BEGIN Source records

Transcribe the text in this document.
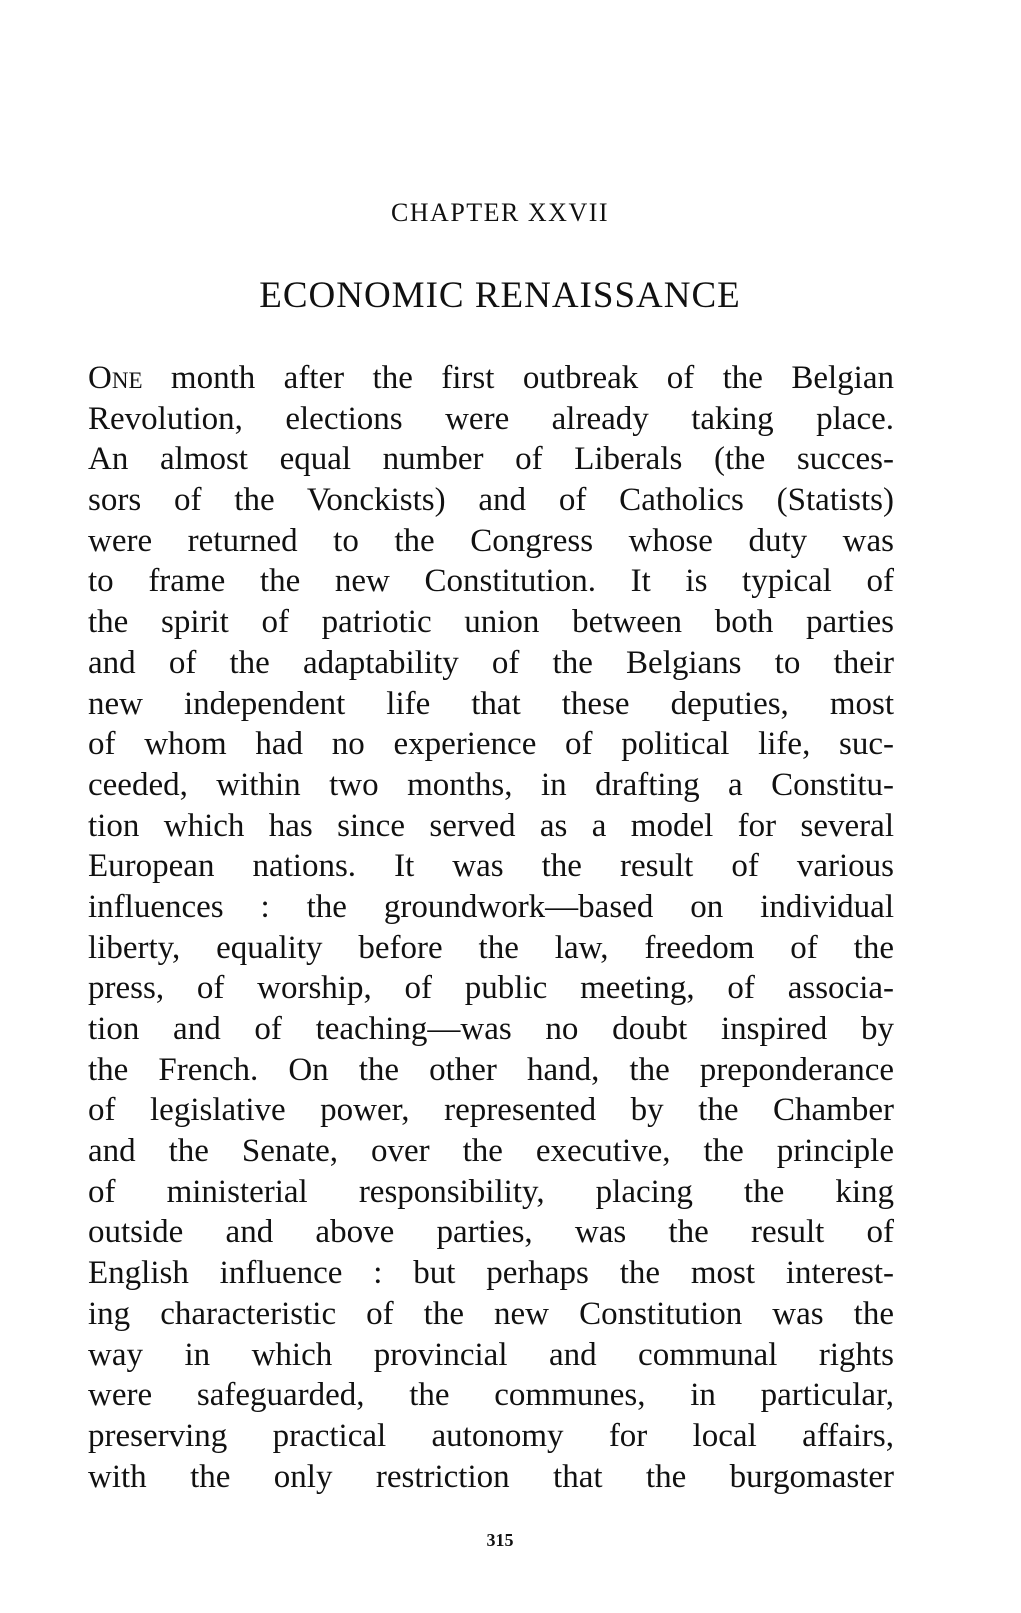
CHAPTER XXVII
ECONOMIC RENAISSANCE
One month after the first outbreak of the Belgian
Revolution, elections were already taking place.
An almost equal number of Liberals (the succes-
sors of the Vonckists) and of Catholics (Statists)
were returned to the Congress whose duty was
to frame the new Constitution. It is typical of
the spirit of patriotic union between both parties
and of the adaptability of the Belgians to their
new independent life that these deputies, most
of whom had no experience of political life, suc-
ceeded, within two months, in drafting a Constitu-
tion which has since served as a model for several
European nations. It was the result of various
influences : the groundwork—based on individual
liberty, equality before the law, freedom of the
press, of worship, of public meeting, of associa-
tion and of teaching—was no doubt inspired by
the French. On the other hand, the preponderance
of legislative power, represented by the Chamber
and the Senate, over the executive, the principle
of ministerial responsibility, placing the king
outside and above parties, was the result of
English influence : but perhaps the most interest-
ing characteristic of the new Constitution was the
way in which provincial and communal rights
were safeguarded, the communes, in particular,
preserving practical autonomy for local affairs,
with the only restriction that the burgomaster
315
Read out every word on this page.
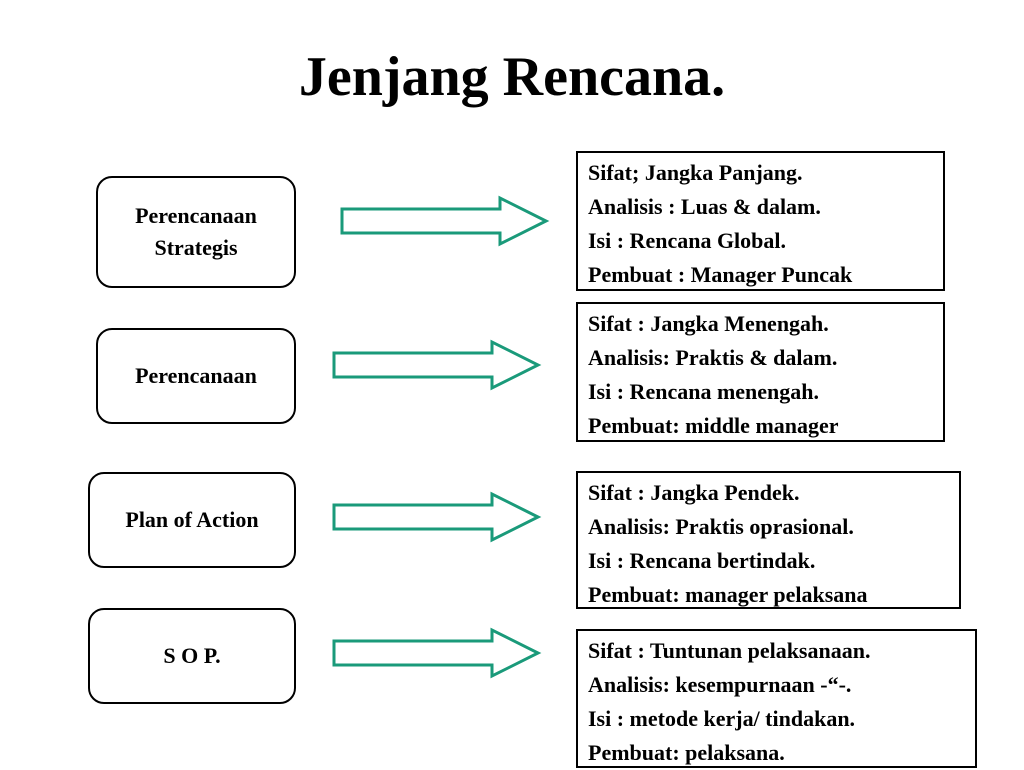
Jenjang Rencana.
Perencanaan
Strategis
Sifat; Jangka Panjang.
Analisis : Luas & dalam.
Isi : Rencana Global.
Pembuat : Manager Puncak
Perencanaan
Sifat : Jangka Menengah.
Analisis: Praktis & dalam.
Isi : Rencana menengah.
Pembuat: middle manager
Plan of Action
Sifat : Jangka Pendek.
Analisis: Praktis oprasional.
Isi : Rencana bertindak.
Pembuat: manager pelaksana
S O P.	Sifat : Tuntunan pelaksanaan.
Analisis: kesempurnaan -“-.
Isi : metode kerja/ tindakan.
Pembuat: pelaksana.
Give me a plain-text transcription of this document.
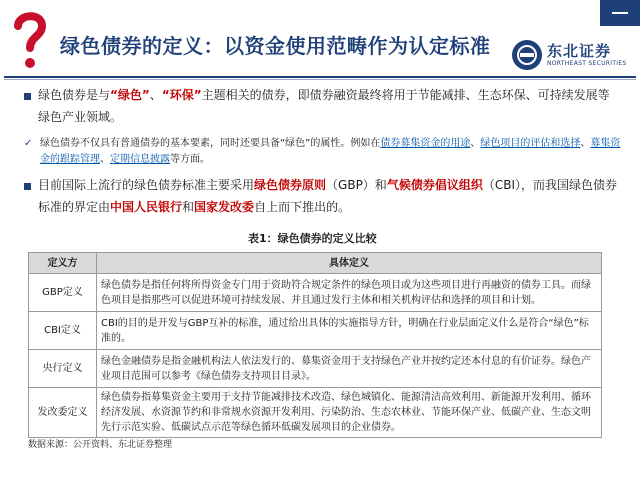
绿色债券的定义：以资金使用范畴作为认定标准	东北证券
NORTHEAST SECURITIES
绿色债券是与“绿色”、“环保”主题相关的债券，即债券融资最终将用于节能减排、生态环保、可持续发展等绿色产业领域。
✓ 绿色债券不仅具有普通债券的基本要素，同时还要具备“绿色”的属性。例如在债券募集资金的用途、绿色项目的评估和选择、募集资金的跟踪管理、定期信息披露等方面。
目前国际上流行的绿色债券标准主要采用绿色债券原则（GBP）和气候债券倡议组织（CBI），而我国绿色债券标准的界定由中国人民银行和国家发改委自上而下推出的。
表1：绿色债券的定义比较
定义方	具体定义
GBP定义	绿色债券是指任何将所得资金专门用于资助符合规定条件的绿色项目或为这些项目进行再融资的债券工具。而绿色项目是指那些可以促进环境可持续发展、并且通过发行主体和相关机构评估和选择的项目和计划。
CBI定义	CBI的目的是开发与GBP互补的标准，通过给出具体的实施指导方针，明确在行业层面定义什么是符合“绿色”标准的。
央行定义	绿色金融债券是指金融机构法人依法发行的、募集资金用于支持绿色产业并按约定还本付息的有价证券。绿色产业项目范围可以参考《绿色债券支持项目目录》。
发改委定义	绿色债券指募集资金主要用于支持节能减排技术改造、绿色城镇化、能源清洁高效利用、新能源开发利用、循环经济发展、水资源节约和非常规水资源开发利用、污染防治、生态农林业、节能环保产业、低碳产业、生态文明先行示范实验、低碳试点示范等绿色循环低碳发展项目的企业债券。
数据来源：公开资料、东北证券整理
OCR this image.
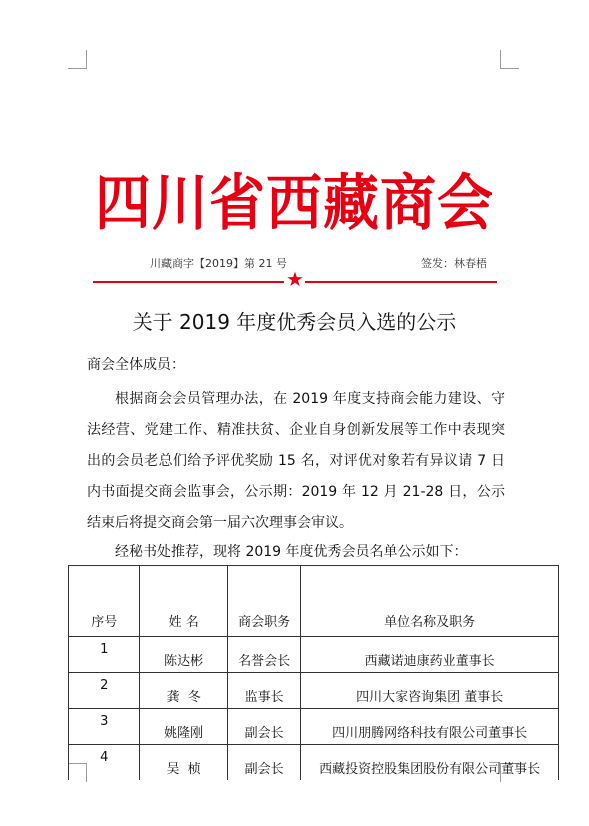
四川省西藏商会
川藏商字【2019】第 21 号	签发：林春梧
★
关于 2019 年度优秀会员入选的公示
商会全体成员：
根据商会会员管理办法，在 2019 年度支持商会能力建设、守法经营、党建工作、精准扶贫、企业自身创新发展等工作中表现突出的会员老总们给予评优奖励 15 名，对评优对象若有异议请 7 日内书面提交商会监事会，公示期：2019 年 12 月 21-28 日，公示结束后将提交商会第一届六次理事会审议。
经秘书处推荐，现将 2019 年度优秀会员名单公示如下：
序号	姓 名	商会职务	单位名称及职务
1	陈达彬	名誉会长	西藏诺迪康药业董事长
2	龚  冬	监事长	四川大家咨询集团 董事长
3	姚隆刚	副会长	四川朋腾网络科技有限公司董事长
4	吴  桢	副会长	西藏投资控股集团股份有限公司董事长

END Source records

# [Aim of the exercise]
Search the listing for the word "result" and return each line that holds it.

# [Written answer]
European nations. It was the result of various
outside and above parties, was the result of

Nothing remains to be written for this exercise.